Provided data:
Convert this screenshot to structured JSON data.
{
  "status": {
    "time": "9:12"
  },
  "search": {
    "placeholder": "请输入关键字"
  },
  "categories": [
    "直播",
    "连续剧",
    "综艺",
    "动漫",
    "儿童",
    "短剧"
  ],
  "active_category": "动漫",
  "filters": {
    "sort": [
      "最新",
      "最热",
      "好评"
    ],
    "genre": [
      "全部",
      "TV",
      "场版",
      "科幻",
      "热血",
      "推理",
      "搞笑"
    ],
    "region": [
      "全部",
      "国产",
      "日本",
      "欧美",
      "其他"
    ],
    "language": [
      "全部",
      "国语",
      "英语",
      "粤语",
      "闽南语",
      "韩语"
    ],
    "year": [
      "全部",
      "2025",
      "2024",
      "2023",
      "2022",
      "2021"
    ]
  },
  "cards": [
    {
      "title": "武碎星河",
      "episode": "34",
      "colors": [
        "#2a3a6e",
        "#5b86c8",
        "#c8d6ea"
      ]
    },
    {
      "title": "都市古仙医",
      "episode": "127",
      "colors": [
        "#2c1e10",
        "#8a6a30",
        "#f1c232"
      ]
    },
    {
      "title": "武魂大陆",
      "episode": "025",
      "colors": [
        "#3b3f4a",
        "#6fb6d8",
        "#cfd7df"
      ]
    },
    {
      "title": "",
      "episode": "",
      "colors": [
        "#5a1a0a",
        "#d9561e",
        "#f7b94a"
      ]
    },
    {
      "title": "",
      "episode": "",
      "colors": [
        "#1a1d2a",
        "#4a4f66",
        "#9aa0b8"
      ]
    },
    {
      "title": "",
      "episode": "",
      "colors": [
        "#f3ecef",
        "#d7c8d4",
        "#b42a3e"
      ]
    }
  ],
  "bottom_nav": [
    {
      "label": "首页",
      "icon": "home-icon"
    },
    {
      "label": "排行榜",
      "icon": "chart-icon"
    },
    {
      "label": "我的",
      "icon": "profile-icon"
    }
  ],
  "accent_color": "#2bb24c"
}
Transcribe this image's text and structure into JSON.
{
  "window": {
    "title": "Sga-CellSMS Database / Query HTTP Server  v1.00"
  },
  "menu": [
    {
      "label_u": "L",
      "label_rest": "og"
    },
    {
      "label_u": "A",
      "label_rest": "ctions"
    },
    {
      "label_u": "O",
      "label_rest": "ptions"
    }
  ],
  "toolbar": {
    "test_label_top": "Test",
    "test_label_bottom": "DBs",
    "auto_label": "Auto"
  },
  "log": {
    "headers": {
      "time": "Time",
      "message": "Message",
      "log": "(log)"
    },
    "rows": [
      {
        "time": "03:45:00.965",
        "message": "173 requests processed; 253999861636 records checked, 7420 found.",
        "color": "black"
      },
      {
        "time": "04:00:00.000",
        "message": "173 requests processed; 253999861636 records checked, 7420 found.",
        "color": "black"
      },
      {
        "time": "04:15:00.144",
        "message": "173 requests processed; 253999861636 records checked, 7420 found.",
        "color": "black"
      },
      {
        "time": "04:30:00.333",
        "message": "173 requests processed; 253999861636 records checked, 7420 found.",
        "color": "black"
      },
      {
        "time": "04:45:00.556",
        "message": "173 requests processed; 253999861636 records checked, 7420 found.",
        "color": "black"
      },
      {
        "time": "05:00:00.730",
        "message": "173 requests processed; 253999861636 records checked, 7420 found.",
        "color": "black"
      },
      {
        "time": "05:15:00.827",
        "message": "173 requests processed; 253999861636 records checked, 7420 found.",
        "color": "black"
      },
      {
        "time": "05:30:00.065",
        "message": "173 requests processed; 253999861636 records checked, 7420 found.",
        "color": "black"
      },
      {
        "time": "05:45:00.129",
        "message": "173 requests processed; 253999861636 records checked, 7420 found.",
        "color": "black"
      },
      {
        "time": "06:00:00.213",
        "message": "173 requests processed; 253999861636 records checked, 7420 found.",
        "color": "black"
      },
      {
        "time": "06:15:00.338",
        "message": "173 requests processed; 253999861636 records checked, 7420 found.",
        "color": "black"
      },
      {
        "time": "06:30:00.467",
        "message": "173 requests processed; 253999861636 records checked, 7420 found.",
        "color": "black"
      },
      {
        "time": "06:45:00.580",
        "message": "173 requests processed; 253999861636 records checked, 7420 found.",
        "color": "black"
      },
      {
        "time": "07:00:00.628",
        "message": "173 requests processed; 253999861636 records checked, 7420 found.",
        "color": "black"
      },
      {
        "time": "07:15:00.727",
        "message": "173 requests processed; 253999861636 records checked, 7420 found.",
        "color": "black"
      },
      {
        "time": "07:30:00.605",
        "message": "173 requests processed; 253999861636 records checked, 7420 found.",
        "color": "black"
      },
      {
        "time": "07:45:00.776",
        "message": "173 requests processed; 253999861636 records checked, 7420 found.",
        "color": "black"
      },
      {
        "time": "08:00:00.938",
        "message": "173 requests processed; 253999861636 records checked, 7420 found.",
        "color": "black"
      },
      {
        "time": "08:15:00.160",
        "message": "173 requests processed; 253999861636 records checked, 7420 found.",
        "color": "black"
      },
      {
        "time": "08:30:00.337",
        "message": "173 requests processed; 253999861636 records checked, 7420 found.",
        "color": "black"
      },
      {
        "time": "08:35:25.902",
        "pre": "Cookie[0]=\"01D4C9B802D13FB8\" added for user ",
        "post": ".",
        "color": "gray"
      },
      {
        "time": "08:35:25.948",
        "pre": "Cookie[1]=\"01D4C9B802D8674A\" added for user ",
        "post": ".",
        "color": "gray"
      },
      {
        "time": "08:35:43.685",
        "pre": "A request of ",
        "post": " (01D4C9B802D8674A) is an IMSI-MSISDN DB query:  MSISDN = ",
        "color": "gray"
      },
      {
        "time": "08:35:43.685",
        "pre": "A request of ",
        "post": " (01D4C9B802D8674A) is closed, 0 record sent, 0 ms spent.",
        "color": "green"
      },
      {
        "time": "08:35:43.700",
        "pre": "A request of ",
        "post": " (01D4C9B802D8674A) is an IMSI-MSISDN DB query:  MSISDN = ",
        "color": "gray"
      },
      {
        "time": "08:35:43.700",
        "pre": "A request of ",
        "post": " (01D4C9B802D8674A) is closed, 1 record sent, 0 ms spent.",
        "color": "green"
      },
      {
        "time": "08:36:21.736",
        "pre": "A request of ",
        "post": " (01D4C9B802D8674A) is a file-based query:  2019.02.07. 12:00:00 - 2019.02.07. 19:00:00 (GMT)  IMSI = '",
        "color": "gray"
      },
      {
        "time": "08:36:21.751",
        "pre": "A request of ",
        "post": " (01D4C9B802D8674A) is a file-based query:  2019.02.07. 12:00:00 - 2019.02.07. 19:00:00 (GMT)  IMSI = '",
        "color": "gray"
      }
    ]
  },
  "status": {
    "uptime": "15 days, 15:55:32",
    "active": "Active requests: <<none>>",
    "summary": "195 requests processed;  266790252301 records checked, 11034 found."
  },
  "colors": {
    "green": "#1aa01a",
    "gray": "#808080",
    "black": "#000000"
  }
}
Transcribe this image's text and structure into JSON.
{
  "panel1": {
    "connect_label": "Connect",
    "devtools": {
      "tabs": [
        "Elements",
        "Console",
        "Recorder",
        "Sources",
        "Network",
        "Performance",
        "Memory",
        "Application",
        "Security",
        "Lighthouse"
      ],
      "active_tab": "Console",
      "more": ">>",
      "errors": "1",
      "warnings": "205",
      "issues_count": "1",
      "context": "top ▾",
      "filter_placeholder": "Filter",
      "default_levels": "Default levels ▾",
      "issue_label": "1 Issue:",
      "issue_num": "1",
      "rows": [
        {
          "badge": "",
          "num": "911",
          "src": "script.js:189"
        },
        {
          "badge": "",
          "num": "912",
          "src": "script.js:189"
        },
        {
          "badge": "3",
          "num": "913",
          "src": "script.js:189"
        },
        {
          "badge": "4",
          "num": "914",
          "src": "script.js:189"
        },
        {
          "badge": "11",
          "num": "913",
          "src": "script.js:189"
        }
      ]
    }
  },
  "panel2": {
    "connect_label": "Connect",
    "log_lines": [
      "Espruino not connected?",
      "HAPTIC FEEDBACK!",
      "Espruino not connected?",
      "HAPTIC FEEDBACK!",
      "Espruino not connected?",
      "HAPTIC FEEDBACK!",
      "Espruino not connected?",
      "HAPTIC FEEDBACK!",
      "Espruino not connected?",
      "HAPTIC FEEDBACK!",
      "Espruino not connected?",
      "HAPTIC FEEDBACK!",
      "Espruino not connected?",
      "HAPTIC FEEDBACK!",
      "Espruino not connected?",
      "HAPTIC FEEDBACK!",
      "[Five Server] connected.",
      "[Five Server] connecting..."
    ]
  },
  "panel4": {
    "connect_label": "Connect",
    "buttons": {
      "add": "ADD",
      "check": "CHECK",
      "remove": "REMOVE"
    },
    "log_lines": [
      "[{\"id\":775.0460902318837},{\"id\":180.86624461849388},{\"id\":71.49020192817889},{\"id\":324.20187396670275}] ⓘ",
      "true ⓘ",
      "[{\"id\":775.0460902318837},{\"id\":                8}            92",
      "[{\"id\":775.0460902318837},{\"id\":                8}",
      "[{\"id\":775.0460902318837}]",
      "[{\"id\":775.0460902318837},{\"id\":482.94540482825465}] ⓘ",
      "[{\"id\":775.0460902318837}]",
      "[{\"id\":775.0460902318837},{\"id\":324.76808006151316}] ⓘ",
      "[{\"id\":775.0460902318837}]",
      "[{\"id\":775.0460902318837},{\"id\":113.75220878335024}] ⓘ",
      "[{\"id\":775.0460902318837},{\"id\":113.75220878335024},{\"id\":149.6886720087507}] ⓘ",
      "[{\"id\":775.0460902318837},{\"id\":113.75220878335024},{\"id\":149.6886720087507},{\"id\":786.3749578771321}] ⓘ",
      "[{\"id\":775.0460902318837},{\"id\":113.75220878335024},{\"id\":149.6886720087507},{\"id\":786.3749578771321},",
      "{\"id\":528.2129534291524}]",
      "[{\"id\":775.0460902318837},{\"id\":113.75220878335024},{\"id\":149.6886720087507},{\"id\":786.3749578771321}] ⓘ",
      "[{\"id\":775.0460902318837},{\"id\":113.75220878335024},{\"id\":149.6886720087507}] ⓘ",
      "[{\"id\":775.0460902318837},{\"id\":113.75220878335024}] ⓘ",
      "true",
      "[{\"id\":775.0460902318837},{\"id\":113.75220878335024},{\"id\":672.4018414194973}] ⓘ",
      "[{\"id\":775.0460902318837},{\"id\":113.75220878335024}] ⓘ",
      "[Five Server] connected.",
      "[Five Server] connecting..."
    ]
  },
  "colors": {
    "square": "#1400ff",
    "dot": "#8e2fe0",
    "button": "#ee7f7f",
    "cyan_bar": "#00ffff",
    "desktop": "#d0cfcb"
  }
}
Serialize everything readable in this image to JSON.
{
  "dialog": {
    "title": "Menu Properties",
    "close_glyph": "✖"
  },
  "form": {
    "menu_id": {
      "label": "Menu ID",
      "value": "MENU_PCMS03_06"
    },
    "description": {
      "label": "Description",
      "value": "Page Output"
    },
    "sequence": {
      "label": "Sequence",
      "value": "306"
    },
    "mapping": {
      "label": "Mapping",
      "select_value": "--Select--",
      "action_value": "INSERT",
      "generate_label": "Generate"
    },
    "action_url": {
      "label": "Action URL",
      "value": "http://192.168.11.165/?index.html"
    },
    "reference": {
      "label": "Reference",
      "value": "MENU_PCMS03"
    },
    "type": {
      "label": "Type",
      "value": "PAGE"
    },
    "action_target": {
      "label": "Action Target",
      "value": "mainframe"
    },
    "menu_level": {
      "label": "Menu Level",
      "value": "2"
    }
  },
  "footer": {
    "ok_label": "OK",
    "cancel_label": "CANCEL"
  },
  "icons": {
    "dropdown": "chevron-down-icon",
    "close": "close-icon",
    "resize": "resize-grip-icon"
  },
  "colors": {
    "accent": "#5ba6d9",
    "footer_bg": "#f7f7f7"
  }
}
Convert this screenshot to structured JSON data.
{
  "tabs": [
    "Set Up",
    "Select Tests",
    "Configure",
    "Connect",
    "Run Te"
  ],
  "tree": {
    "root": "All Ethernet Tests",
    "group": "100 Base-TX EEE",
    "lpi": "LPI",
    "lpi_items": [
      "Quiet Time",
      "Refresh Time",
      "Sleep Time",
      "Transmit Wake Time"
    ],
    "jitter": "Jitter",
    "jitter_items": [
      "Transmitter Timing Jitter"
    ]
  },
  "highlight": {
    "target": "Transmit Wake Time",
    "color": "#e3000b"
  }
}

Task requirements: Starting with the line that contains "Serialize everything readable", repeat each line through the last one exactly as it appears. Include both ends and nothing more.

Result:
Serialize everything readable in this image to JSON.
{
  "dialog": {
    "title": "Menu Properties",
    "close_glyph": "✖"
  },
  "form": {
    "menu_id": {
      "label": "Menu ID",
      "value": "MENU_PCMS03_06"
    },
    "description": {
      "label": "Description",
      "value": "Page Output"
    },
    "sequence": {
      "label": "Sequence",
      "value": "306"
    },
    "mapping": {
      "label": "Mapping",
      "select_value": "--Select--",
      "action_value": "INSERT",
      "generate_label": "Generate"
    },
    "action_url": {
      "label": "Action URL",
      "value": "http://192.168.11.165/?index.html"
    },
    "reference": {
      "label": "Reference",
      "value": "MENU_PCMS03"
    },
    "type": {
      "label": "Type",
      "value": "PAGE"
    },
    "action_target": {
      "label": "Action Target",
      "value": "mainframe"
    },
    "menu_level": {
      "label": "Menu Level",
      "value": "2"
    }
  },
  "footer": {
    "ok_label": "OK",
    "cancel_label": "CANCEL"
  },
  "icons": {
    "dropdown": "chevron-down-icon",
    "close": "close-icon",
    "resize": "resize-grip-icon"
  },
  "colors": {
    "accent": "#5ba6d9",
    "footer_bg": "#f7f7f7"
  }
}
Convert this screenshot to structured JSON data.
{
  "tabs": [
    "Set Up",
    "Select Tests",
    "Configure",
    "Connect",
    "Run Te"
  ],
  "tree": {
    "root": "All Ethernet Tests",
    "group": "100 Base-TX EEE",
    "lpi": "LPI",
    "lpi_items": [
      "Quiet Time",
      "Refresh Time",
      "Sleep Time",
      "Transmit Wake Time"
    ],
    "jitter": "Jitter",
    "jitter_items": [
      "Transmitter Timing Jitter"
    ]
  },
  "highlight": {
    "target": "Transmit Wake Time",
    "color": "#e3000b"
  }
}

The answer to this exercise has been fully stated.